• [Task]
Below are some records. Say how many of their lines include the string "GoogleExpertUK", giving only the number.
--- --- ---
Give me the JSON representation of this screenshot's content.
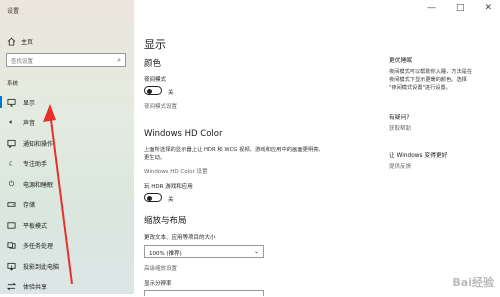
{
  "window": {
    "title": "设置",
    "controls": [
      "—",
      "□",
      "✕"
    ]
  },
  "sidebar": {
    "home": "主页",
    "search_placeholder": "查找设置",
    "section": "系统",
    "items": [
      {
        "label": "显示",
        "icon": "monitor-icon"
      },
      {
        "label": "声音",
        "icon": "speaker-icon"
      },
      {
        "label": "通知和操作",
        "icon": "notification-icon"
      },
      {
        "label": "专注助手",
        "icon": "moon-icon"
      },
      {
        "label": "电源和睡眠",
        "icon": "power-icon"
      },
      {
        "label": "存储",
        "icon": "storage-icon"
      },
      {
        "label": "平板模式",
        "icon": "tablet-icon"
      },
      {
        "label": "多任务处理",
        "icon": "multitask-icon"
      },
      {
        "label": "投影到此电脑",
        "icon": "project-icon"
      },
      {
        "label": "体验共享",
        "icon": "share-icon"
      }
    ]
  },
  "main": {
    "title": "显示",
    "color_heading": "颜色",
    "night_light_label": "夜间模式",
    "night_light_state": "关",
    "night_light_settings": "夜间模式设置",
    "hdr_heading": "Windows HD Color",
    "hdr_desc_1": "上面所选择的显示器上让 HDR 和 WCG 视频、游戏和应用中的画面更明亮、",
    "hdr_desc_2": "更生动。",
    "hdr_settings": "Windows HD Color 设置",
    "hdr_toggle_label": "玩 HDR 游戏和应用",
    "hdr_state": "关",
    "scale_heading": "缩放与布局",
    "scale_label": "更改文本、应用等项目的大小",
    "scale_value": "100% (推荐)",
    "advanced_scale": "高级缩放设置",
    "resolution_label": "显示分辨率"
  },
  "right": {
    "sleep_title": "更优睡眠",
    "sleep_desc_1": "夜间模式可以帮助你入睡，方法是在",
    "sleep_desc_2": "夜间模式下显示更暖的颜色。选择",
    "sleep_desc_3": "\"夜间模式设置\"进行设置。",
    "help_title": "有疑问?",
    "help_link": "获取帮助",
    "improve_title": "让 Windows 变得更好",
    "improve_link": "提供反馈"
  },
  "watermark": "Bai经验"
}
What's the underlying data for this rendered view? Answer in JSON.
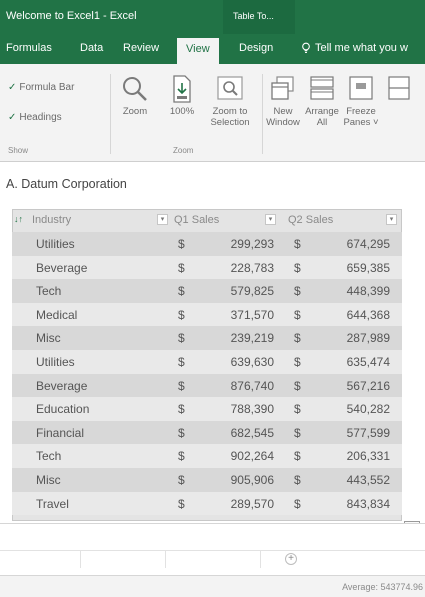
{
  "window": {
    "title": "Welcome to Excel1 - Excel",
    "context_tab": "Table To..."
  },
  "tabs": [
    "Formulas",
    "Data",
    "Review",
    "View",
    "Design"
  ],
  "tell_me": "Tell me what you w",
  "ribbon": {
    "show": {
      "formula_bar": "Formula Bar",
      "headings": "Headings",
      "group_label": "Show"
    },
    "zoom": {
      "zoom": "Zoom",
      "hundred": "100%",
      "zoom_to_selection": [
        "Zoom to",
        "Selection"
      ],
      "group_label": "Zoom"
    },
    "window": {
      "new_window": [
        "New",
        "Window"
      ],
      "arrange_all": [
        "Arrange",
        "All"
      ],
      "freeze_panes": [
        "Freeze",
        "Panes ˅"
      ]
    }
  },
  "name_box": "A. Datum Corporation",
  "table": {
    "headers": [
      "Industry",
      "Q1 Sales",
      "Q2 Sales"
    ],
    "currency": "$",
    "rows": [
      {
        "industry": "Utilities",
        "q1": "299,293",
        "q2": "674,295"
      },
      {
        "industry": "Beverage",
        "q1": "228,783",
        "q2": "659,385"
      },
      {
        "industry": "Tech",
        "q1": "579,825",
        "q2": "448,399"
      },
      {
        "industry": "Medical",
        "q1": "371,570",
        "q2": "644,368"
      },
      {
        "industry": "Misc",
        "q1": "239,219",
        "q2": "287,989"
      },
      {
        "industry": "Utilities",
        "q1": "639,630",
        "q2": "635,474"
      },
      {
        "industry": "Beverage",
        "q1": "876,740",
        "q2": "567,216"
      },
      {
        "industry": "Education",
        "q1": "788,390",
        "q2": "540,282"
      },
      {
        "industry": "Financial",
        "q1": "682,545",
        "q2": "577,599"
      },
      {
        "industry": "Tech",
        "q1": "902,264",
        "q2": "206,331"
      },
      {
        "industry": "Misc",
        "q1": "905,906",
        "q2": "443,552"
      },
      {
        "industry": "Travel",
        "q1": "289,570",
        "q2": "843,834"
      }
    ]
  },
  "status": {
    "average": "Average: 543774.96"
  },
  "colors": {
    "excel_green": "#217346",
    "ribbon_bg": "#f3f3f3"
  }
}
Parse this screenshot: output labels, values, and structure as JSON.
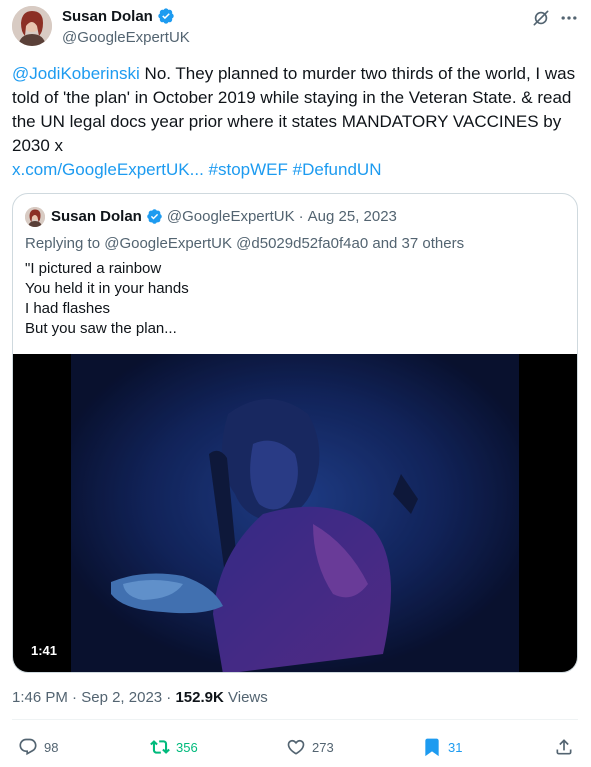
{
  "colors": {
    "accent": "#1d9bf0",
    "retweeted": "#00ba7c",
    "text_primary": "#0f1419",
    "text_secondary": "#536471",
    "border": "#cfd9de"
  },
  "tweet": {
    "author": {
      "display_name": "Susan Dolan",
      "handle": "@GoogleExpertUK",
      "verified_icon": "verified-badge-icon"
    },
    "text": {
      "mention": "@JodiKoberinski",
      "body": " No. They planned to murder two thirds of the world, I was told of 'the plan' in October 2019 while staying in the Veteran State. & read the UN legal docs year prior where it states MANDATORY VACCINES by 2030 x",
      "url": "x.com/GoogleExpertUK...",
      "hashtag_1": "#stopWEF",
      "hashtag_2": "#DefundUN"
    },
    "quoted": {
      "display_name": "Susan Dolan",
      "handle": "@GoogleExpertUK",
      "separator": "·",
      "date": "Aug 25, 2023",
      "replying_to_prefix": "Replying to ",
      "replying_to_users": "@GoogleExpertUK @d5029d52fa0f4a0",
      "replying_to_suffix": " and 37 others",
      "lines": [
        "\"I pictured a rainbow",
        "You held it in your hands",
        "I had flashes",
        "But you saw the plan..."
      ],
      "video_duration": "1:41"
    },
    "meta": {
      "time": "1:46 PM",
      "separator": "·",
      "date": "Sep 2, 2023",
      "separator2": "·",
      "views_count": "152.9K",
      "views_label": "Views"
    },
    "actions": {
      "replies": "98",
      "retweets": "356",
      "likes": "273",
      "bookmarks": "31"
    },
    "icons": {
      "grok": "grok-icon",
      "more": "more-icon",
      "reply": "reply-icon",
      "retweet": "retweet-icon",
      "like": "heart-icon",
      "bookmark": "bookmark-icon",
      "share": "share-icon"
    }
  }
}
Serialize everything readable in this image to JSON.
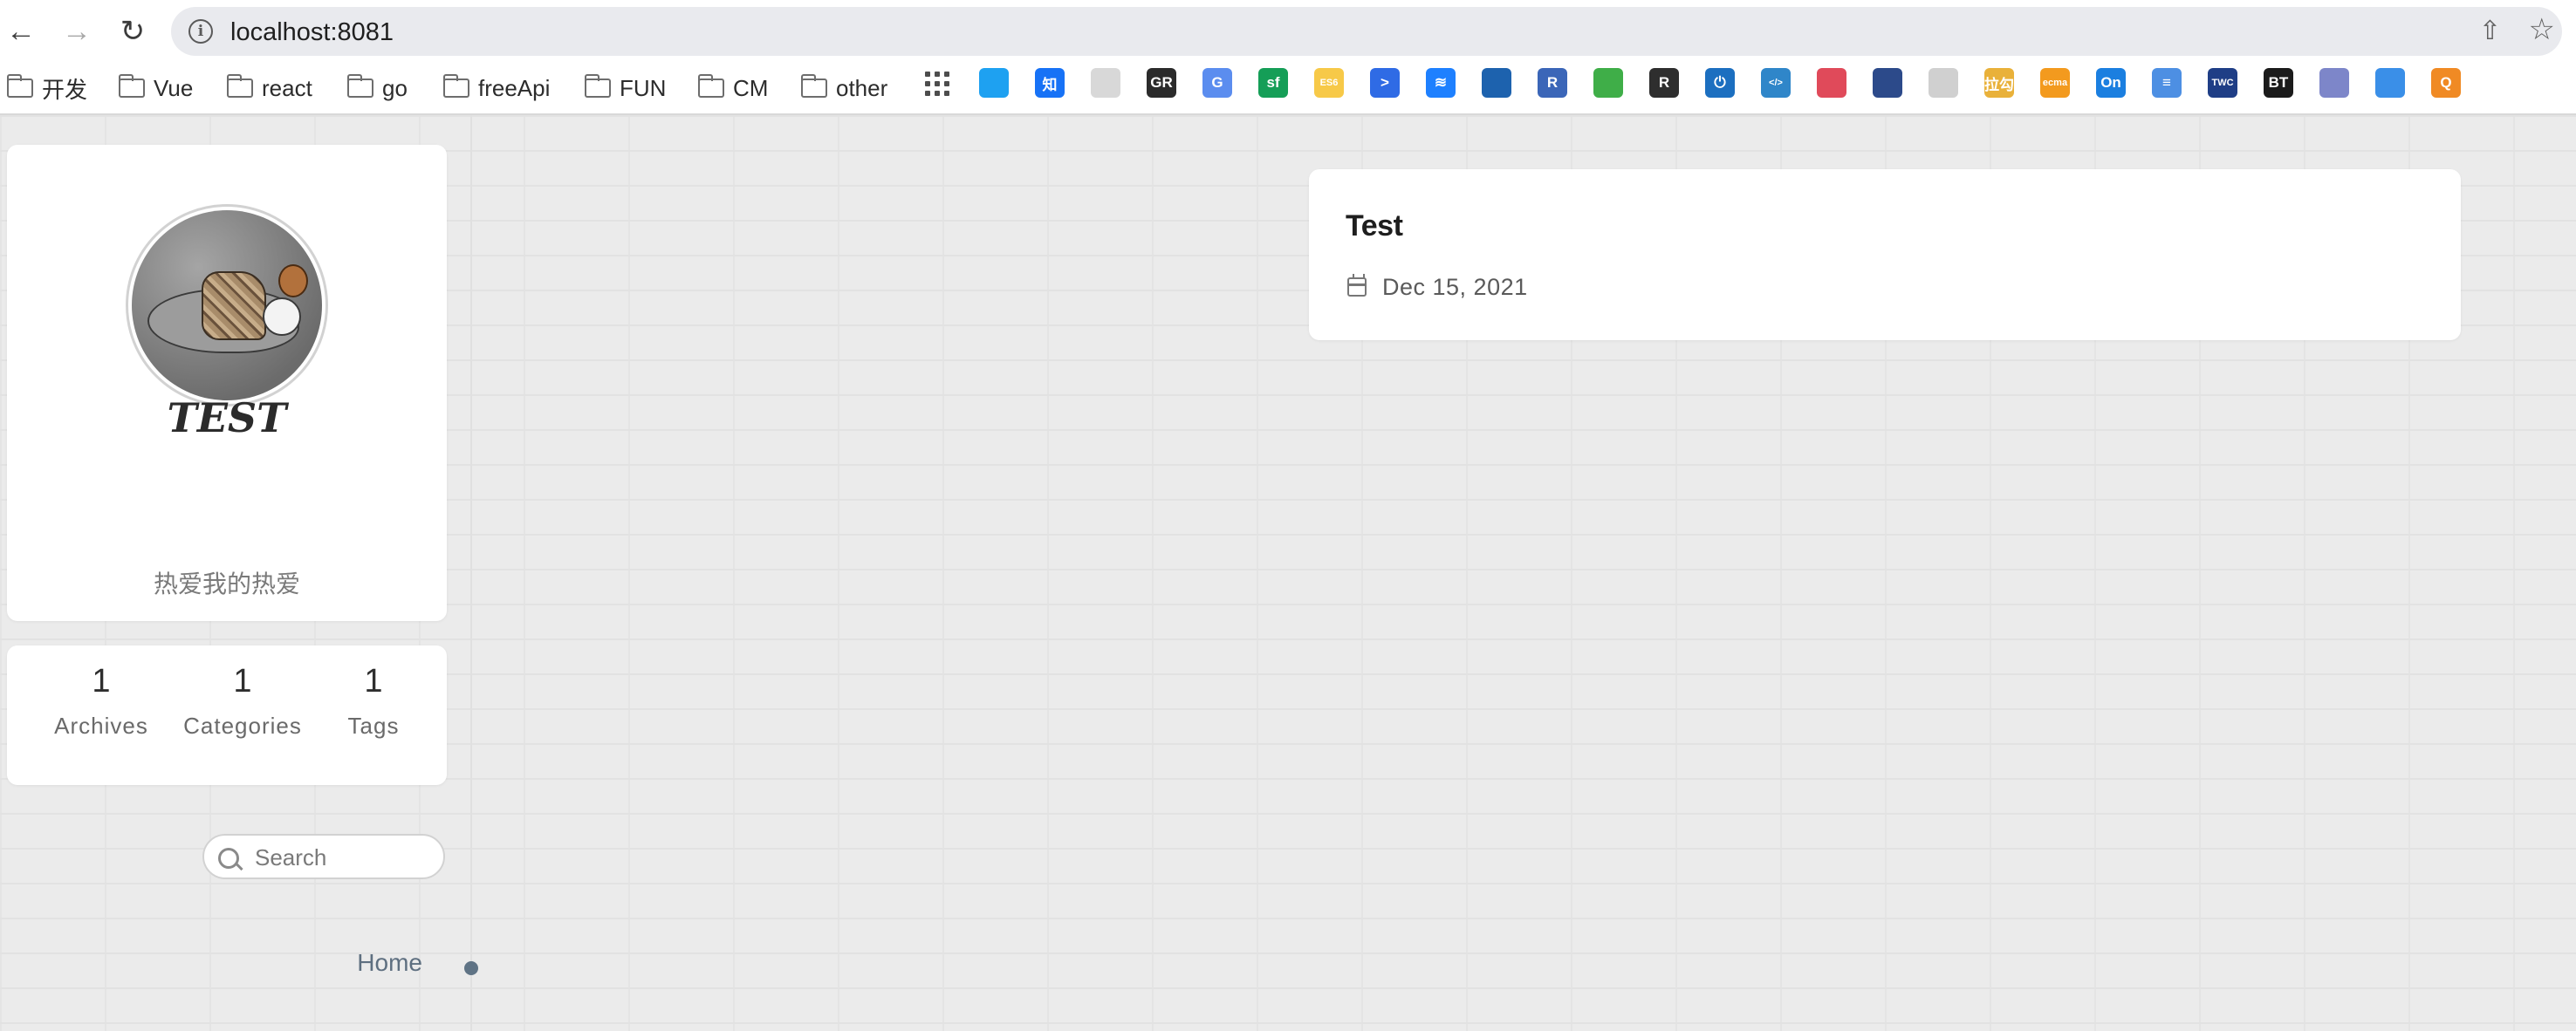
{
  "browser": {
    "url": "localhost:8081",
    "bookmarks": [
      "开发",
      "Vue",
      "react",
      "go",
      "freeApi",
      "FUN",
      "CM",
      "other"
    ],
    "extensions": [
      {
        "name": "bilibili-icon",
        "label": "",
        "color": "#1ea1f1"
      },
      {
        "name": "zhihu-icon",
        "label": "知",
        "color": "#1772f6"
      },
      {
        "name": "github-icon",
        "label": "",
        "color": "#d8d8d8"
      },
      {
        "name": "gr-icon",
        "label": "GR",
        "color": "#2b2b2b"
      },
      {
        "name": "google-translate-icon",
        "label": "G",
        "color": "#5b8def"
      },
      {
        "name": "segmentfault-icon",
        "label": "sf",
        "color": "#159e57"
      },
      {
        "name": "es6-icon",
        "label": "ES6",
        "color": "#f7c948"
      },
      {
        "name": "chevron-icon",
        "label": ">",
        "color": "#2f6be5"
      },
      {
        "name": "juejin-icon",
        "label": "≋",
        "color": "#1e80ff"
      },
      {
        "name": "chart-icon",
        "label": "",
        "color": "#1d62ae"
      },
      {
        "name": "r-icon",
        "label": "R",
        "color": "#3b66b8"
      },
      {
        "name": "leaf-icon",
        "label": "",
        "color": "#3fae48"
      },
      {
        "name": "r-dark-icon",
        "label": "R",
        "color": "#2e2e2e"
      },
      {
        "name": "power-icon",
        "label": "⏻",
        "color": "#1c6fc0"
      },
      {
        "name": "code-icon",
        "label": "</>",
        "color": "#2f86c9"
      },
      {
        "name": "lips-icon",
        "label": "",
        "color": "#e04a5a"
      },
      {
        "name": "lotus-icon",
        "label": "",
        "color": "#2c4a8a"
      },
      {
        "name": "github-gray-icon",
        "label": "",
        "color": "#d0d0d0"
      },
      {
        "name": "lagou-icon",
        "label": "拉勾",
        "color": "#e9b13a"
      },
      {
        "name": "ecma-icon",
        "label": "ecma",
        "color": "#f39a1e"
      },
      {
        "name": "on-icon",
        "label": "On",
        "color": "#1b7fe0"
      },
      {
        "name": "list-icon",
        "label": "≡",
        "color": "#4d8fe3"
      },
      {
        "name": "weather-channel-icon",
        "label": "TWC",
        "color": "#1f3e86"
      },
      {
        "name": "bt-icon",
        "label": "BT",
        "color": "#1b1b1b"
      },
      {
        "name": "cube-icon",
        "label": "",
        "color": "#7d86c9"
      },
      {
        "name": "chat-icon",
        "label": "",
        "color": "#3a8fe8"
      },
      {
        "name": "q-icon",
        "label": "Q",
        "color": "#f08a24"
      }
    ]
  },
  "profile": {
    "name": "TEST",
    "description": "热爱我的热爱"
  },
  "stats": [
    {
      "count": "1",
      "label": "Archives"
    },
    {
      "count": "1",
      "label": "Categories"
    },
    {
      "count": "1",
      "label": "Tags"
    }
  ],
  "search": {
    "placeholder": "Search"
  },
  "menu": {
    "home": "Home"
  },
  "posts": [
    {
      "title": "Test",
      "date": "Dec 15, 2021"
    }
  ]
}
--- --- ---
• [Final result]
4